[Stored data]

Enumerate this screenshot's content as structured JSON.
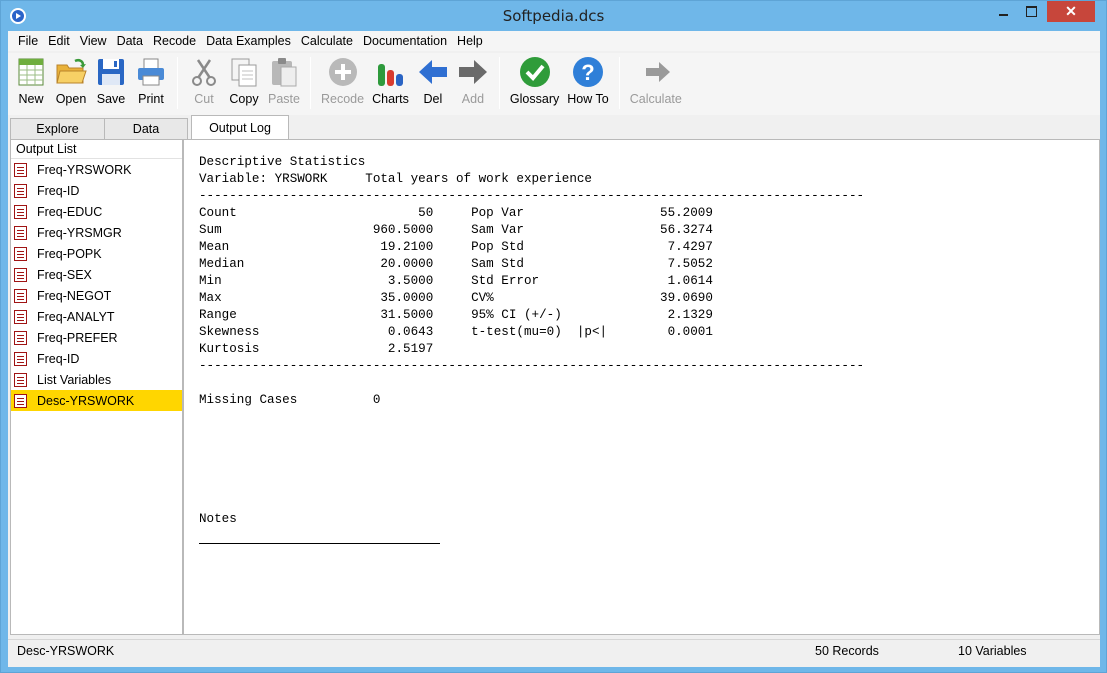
{
  "window": {
    "title": "Softpedia.dcs"
  },
  "menu": [
    "File",
    "Edit",
    "View",
    "Data",
    "Recode",
    "Data Examples",
    "Calculate",
    "Documentation",
    "Help"
  ],
  "toolbar": {
    "new": "New",
    "open": "Open",
    "save": "Save",
    "print": "Print",
    "cut": "Cut",
    "copy": "Copy",
    "paste": "Paste",
    "recode": "Recode",
    "charts": "Charts",
    "del": "Del",
    "add": "Add",
    "glossary": "Glossary",
    "howto": "How To",
    "calculate": "Calculate"
  },
  "tabs": {
    "explore": "Explore",
    "data": "Data",
    "output": "Output Log"
  },
  "output_list": {
    "header": "Output List",
    "items": [
      "Freq-YRSWORK",
      "Freq-ID",
      "Freq-EDUC",
      "Freq-YRSMGR",
      "Freq-POPK",
      "Freq-SEX",
      "Freq-NEGOT",
      "Freq-ANALYT",
      "Freq-PREFER",
      "Freq-ID",
      "List Variables",
      "Desc-YRSWORK"
    ]
  },
  "output_log": {
    "text": "Descriptive Statistics\nVariable: YRSWORK     Total years of work experience\n----------------------------------------------------------------------------------------\nCount                        50     Pop Var                  55.2009\nSum                    960.5000     Sam Var                  56.3274\nMean                    19.2100     Pop Std                   7.4297\nMedian                  20.0000     Sam Std                   7.5052\nMin                      3.5000     Std Error                 1.0614\nMax                     35.0000     CV%                      39.0690\nRange                   31.5000     95% CI (+/-)              2.1329\nSkewness                 0.0643     t-test(mu=0)  |p<|        0.0001\nKurtosis                 2.5197\n----------------------------------------------------------------------------------------\n\nMissing Cases          0",
    "notes_label": "Notes"
  },
  "status": {
    "selected": "Desc-YRSWORK",
    "records": "50 Records",
    "variables": "10 Variables"
  },
  "colors": {
    "titlebar": "#6fb7e9",
    "close": "#c7463b",
    "selected": "#ffd600"
  }
}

#### [Brief]
Omit the pictures, then output the rest of the listing exactly.

#### [Complete answer]
Enumerate this screenshot's content as structured JSON.
{
  "window": {
    "title": "Softpedia.dcs"
  },
  "menu": [
    "File",
    "Edit",
    "View",
    "Data",
    "Recode",
    "Data Examples",
    "Calculate",
    "Documentation",
    "Help"
  ],
  "toolbar": {
    "new": "New",
    "open": "Open",
    "save": "Save",
    "print": "Print",
    "cut": "Cut",
    "copy": "Copy",
    "paste": "Paste",
    "recode": "Recode",
    "charts": "Charts",
    "del": "Del",
    "add": "Add",
    "glossary": "Glossary",
    "howto": "How To",
    "calculate": "Calculate"
  },
  "tabs": {
    "explore": "Explore",
    "data": "Data",
    "output": "Output Log"
  },
  "output_list": {
    "header": "Output List",
    "items": [
      "Freq-YRSWORK",
      "Freq-ID",
      "Freq-EDUC",
      "Freq-YRSMGR",
      "Freq-POPK",
      "Freq-SEX",
      "Freq-NEGOT",
      "Freq-ANALYT",
      "Freq-PREFER",
      "Freq-ID",
      "List Variables",
      "Desc-YRSWORK"
    ]
  },
  "output_log": {
    "text": "Descriptive Statistics\nVariable: YRSWORK     Total years of work experience\n----------------------------------------------------------------------------------------\nCount                        50     Pop Var                  55.2009\nSum                    960.5000     Sam Var                  56.3274\nMean                    19.2100     Pop Std                   7.4297\nMedian                  20.0000     Sam Std                   7.5052\nMin                      3.5000     Std Error                 1.0614\nMax                     35.0000     CV%                      39.0690\nRange                   31.5000     95% CI (+/-)              2.1329\nSkewness                 0.0643     t-test(mu=0)  |p<|        0.0001\nKurtosis                 2.5197\n----------------------------------------------------------------------------------------\n\nMissing Cases          0",
    "notes_label": "Notes"
  },
  "status": {
    "selected": "Desc-YRSWORK",
    "records": "50 Records",
    "variables": "10 Variables"
  },
  "colors": {
    "titlebar": "#6fb7e9",
    "close": "#c7463b",
    "selected": "#ffd600"
  }
}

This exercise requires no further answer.